Given information
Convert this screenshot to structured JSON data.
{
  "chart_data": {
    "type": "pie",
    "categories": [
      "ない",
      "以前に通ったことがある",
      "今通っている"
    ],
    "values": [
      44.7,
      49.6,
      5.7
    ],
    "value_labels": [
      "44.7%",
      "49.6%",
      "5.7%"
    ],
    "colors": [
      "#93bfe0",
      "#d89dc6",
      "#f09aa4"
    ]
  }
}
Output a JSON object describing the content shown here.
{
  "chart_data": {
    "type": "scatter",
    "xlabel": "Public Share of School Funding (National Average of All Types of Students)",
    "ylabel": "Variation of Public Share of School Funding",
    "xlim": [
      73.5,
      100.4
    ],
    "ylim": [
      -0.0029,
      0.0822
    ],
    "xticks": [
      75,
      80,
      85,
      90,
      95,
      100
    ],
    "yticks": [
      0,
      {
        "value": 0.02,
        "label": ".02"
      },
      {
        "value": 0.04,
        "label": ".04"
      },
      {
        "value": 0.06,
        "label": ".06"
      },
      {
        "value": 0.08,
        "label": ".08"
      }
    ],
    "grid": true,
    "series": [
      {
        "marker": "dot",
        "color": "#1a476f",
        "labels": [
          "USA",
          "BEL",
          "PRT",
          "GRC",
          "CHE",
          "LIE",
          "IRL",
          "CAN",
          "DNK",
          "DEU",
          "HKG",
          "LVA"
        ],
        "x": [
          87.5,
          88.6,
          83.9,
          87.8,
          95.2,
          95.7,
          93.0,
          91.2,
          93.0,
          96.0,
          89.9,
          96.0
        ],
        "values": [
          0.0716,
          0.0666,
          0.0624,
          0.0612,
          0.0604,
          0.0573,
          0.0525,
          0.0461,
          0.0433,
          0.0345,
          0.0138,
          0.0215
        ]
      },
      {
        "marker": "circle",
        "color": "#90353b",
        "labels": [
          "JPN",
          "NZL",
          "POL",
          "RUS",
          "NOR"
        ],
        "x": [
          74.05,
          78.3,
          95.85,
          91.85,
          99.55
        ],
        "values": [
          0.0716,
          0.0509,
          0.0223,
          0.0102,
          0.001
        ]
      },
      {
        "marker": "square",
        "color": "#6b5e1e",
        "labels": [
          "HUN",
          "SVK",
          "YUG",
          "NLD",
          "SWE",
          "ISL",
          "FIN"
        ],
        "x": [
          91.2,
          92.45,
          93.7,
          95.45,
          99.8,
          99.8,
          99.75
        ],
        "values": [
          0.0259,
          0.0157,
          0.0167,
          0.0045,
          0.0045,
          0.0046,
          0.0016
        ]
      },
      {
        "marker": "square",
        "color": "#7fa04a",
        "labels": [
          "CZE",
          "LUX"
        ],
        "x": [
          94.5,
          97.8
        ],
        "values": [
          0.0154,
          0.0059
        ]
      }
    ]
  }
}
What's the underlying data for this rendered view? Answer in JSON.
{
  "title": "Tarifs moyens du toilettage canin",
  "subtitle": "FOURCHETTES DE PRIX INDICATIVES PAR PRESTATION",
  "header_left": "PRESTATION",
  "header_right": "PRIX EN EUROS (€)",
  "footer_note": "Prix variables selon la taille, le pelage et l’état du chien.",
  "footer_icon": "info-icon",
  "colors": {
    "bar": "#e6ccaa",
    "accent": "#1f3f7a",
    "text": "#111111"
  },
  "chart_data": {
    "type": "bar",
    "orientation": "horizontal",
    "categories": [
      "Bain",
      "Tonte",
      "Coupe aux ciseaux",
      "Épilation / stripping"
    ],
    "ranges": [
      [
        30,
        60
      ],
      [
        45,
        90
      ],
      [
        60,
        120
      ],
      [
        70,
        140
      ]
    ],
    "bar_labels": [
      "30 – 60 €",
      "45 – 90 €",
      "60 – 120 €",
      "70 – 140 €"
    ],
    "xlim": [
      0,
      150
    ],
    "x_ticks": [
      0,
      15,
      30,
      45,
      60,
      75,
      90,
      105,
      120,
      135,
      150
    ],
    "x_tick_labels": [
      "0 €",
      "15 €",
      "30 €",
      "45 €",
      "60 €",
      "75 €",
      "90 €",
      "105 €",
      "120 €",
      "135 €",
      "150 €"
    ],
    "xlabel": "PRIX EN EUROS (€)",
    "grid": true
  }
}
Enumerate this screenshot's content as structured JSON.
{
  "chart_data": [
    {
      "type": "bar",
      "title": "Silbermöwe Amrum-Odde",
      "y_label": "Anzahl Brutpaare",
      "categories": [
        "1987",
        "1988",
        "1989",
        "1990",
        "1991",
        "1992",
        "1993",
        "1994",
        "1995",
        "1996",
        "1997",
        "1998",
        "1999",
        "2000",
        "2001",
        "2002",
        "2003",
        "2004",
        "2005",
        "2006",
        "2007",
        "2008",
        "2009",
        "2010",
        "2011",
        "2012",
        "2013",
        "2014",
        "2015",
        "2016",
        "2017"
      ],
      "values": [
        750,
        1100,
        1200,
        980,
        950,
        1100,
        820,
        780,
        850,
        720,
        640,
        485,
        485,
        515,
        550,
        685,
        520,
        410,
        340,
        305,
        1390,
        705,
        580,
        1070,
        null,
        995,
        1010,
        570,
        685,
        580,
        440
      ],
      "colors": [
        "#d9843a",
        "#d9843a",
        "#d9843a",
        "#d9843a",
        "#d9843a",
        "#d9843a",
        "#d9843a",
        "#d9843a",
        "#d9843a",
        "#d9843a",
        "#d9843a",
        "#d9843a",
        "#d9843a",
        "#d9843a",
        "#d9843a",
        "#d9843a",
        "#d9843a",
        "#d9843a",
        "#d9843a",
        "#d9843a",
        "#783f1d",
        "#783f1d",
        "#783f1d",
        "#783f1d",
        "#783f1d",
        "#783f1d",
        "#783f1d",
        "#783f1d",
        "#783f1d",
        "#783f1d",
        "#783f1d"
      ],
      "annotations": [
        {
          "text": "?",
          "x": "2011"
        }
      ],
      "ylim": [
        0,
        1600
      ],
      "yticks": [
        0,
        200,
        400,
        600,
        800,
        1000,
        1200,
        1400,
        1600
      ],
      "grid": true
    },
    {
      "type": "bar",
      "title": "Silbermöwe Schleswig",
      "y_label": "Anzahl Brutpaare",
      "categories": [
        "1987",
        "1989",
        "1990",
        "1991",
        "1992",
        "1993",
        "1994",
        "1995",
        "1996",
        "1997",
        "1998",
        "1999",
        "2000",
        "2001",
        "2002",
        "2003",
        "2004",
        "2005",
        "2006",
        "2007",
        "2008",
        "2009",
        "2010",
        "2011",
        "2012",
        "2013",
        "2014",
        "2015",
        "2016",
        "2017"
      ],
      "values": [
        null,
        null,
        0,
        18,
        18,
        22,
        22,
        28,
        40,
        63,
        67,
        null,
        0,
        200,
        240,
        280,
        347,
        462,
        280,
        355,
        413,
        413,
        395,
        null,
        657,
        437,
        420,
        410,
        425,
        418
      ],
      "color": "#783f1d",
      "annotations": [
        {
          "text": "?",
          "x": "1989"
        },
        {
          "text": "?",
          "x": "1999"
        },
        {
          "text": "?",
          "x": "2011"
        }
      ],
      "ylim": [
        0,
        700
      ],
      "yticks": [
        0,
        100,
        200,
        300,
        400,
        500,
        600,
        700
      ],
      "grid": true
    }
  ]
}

Stated problem
Determine how many lines of the material include the string "Silbermöwe". Output only that count.

Expected output
2